• WHAT THIS TASK INVOLVES:
Return each line of the material verbatim.

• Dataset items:
☆ ☆ ☆

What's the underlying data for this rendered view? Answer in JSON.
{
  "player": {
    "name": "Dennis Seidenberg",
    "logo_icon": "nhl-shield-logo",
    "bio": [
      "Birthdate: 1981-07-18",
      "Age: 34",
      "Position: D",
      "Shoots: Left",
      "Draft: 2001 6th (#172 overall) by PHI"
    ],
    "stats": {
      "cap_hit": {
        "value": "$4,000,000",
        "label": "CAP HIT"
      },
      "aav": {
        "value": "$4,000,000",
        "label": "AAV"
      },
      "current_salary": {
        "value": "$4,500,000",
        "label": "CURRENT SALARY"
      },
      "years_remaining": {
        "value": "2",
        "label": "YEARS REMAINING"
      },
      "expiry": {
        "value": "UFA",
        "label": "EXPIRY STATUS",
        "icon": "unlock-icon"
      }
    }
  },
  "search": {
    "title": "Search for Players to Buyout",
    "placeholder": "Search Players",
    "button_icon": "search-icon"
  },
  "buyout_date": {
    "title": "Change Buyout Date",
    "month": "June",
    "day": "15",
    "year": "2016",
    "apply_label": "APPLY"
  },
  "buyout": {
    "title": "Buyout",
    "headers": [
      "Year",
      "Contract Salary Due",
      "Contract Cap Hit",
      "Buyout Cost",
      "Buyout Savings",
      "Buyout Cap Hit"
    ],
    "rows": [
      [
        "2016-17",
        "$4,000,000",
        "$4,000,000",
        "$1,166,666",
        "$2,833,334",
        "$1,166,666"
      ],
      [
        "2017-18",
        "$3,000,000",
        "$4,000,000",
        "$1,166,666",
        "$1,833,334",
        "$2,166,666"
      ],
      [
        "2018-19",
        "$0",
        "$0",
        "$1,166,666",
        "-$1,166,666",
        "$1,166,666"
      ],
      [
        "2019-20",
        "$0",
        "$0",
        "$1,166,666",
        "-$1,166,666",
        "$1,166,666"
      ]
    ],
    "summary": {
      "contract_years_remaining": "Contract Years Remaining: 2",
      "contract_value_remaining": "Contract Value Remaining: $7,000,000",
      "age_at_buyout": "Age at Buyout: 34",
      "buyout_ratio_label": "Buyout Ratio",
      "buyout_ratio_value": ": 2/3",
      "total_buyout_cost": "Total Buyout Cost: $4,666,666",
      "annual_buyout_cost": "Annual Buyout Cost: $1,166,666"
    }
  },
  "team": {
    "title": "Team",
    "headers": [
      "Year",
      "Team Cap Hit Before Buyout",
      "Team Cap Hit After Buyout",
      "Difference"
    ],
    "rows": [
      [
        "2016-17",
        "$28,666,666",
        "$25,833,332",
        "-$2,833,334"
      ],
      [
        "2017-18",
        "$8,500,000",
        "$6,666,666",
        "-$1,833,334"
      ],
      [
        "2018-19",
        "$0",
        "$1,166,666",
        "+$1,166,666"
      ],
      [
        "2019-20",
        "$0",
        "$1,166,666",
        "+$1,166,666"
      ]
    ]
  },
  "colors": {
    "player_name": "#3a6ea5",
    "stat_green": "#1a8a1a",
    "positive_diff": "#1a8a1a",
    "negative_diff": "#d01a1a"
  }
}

☆ ☆ ☆

• WRITTEN RESPONSE:
What's the underlying data for this rendered view? Answer in JSON.
{
  "player": {
    "name": "Dennis Seidenberg",
    "logo_icon": "nhl-shield-logo",
    "bio": [
      "Birthdate: 1981-07-18",
      "Age: 34",
      "Position: D",
      "Shoots: Left",
      "Draft: 2001 6th (#172 overall) by PHI"
    ],
    "stats": {
      "cap_hit": {
        "value": "$4,000,000",
        "label": "CAP HIT"
      },
      "aav": {
        "value": "$4,000,000",
        "label": "AAV"
      },
      "current_salary": {
        "value": "$4,500,000",
        "label": "CURRENT SALARY"
      },
      "years_remaining": {
        "value": "2",
        "label": "YEARS REMAINING"
      },
      "expiry": {
        "value": "UFA",
        "label": "EXPIRY STATUS",
        "icon": "unlock-icon"
      }
    }
  },
  "search": {
    "title": "Search for Players to Buyout",
    "placeholder": "Search Players",
    "button_icon": "search-icon"
  },
  "buyout_date": {
    "title": "Change Buyout Date",
    "month": "June",
    "day": "15",
    "year": "2016",
    "apply_label": "APPLY"
  },
  "buyout": {
    "title": "Buyout",
    "headers": [
      "Year",
      "Contract Salary Due",
      "Contract Cap Hit",
      "Buyout Cost",
      "Buyout Savings",
      "Buyout Cap Hit"
    ],
    "rows": [
      [
        "2016-17",
        "$4,000,000",
        "$4,000,000",
        "$1,166,666",
        "$2,833,334",
        "$1,166,666"
      ],
      [
        "2017-18",
        "$3,000,000",
        "$4,000,000",
        "$1,166,666",
        "$1,833,334",
        "$2,166,666"
      ],
      [
        "2018-19",
        "$0",
        "$0",
        "$1,166,666",
        "-$1,166,666",
        "$1,166,666"
      ],
      [
        "2019-20",
        "$0",
        "$0",
        "$1,166,666",
        "-$1,166,666",
        "$1,166,666"
      ]
    ],
    "summary": {
      "contract_years_remaining": "Contract Years Remaining: 2",
      "contract_value_remaining": "Contract Value Remaining: $7,000,000",
      "age_at_buyout": "Age at Buyout: 34",
      "buyout_ratio_label": "Buyout Ratio",
      "buyout_ratio_value": ": 2/3",
      "total_buyout_cost": "Total Buyout Cost: $4,666,666",
      "annual_buyout_cost": "Annual Buyout Cost: $1,166,666"
    }
  },
  "team": {
    "title": "Team",
    "headers": [
      "Year",
      "Team Cap Hit Before Buyout",
      "Team Cap Hit After Buyout",
      "Difference"
    ],
    "rows": [
      [
        "2016-17",
        "$28,666,666",
        "$25,833,332",
        "-$2,833,334"
      ],
      [
        "2017-18",
        "$8,500,000",
        "$6,666,666",
        "-$1,833,334"
      ],
      [
        "2018-19",
        "$0",
        "$1,166,666",
        "+$1,166,666"
      ],
      [
        "2019-20",
        "$0",
        "$1,166,666",
        "+$1,166,666"
      ]
    ]
  },
  "colors": {
    "player_name": "#3a6ea5",
    "stat_green": "#1a8a1a",
    "positive_diff": "#1a8a1a",
    "negative_diff": "#d01a1a"
  }
}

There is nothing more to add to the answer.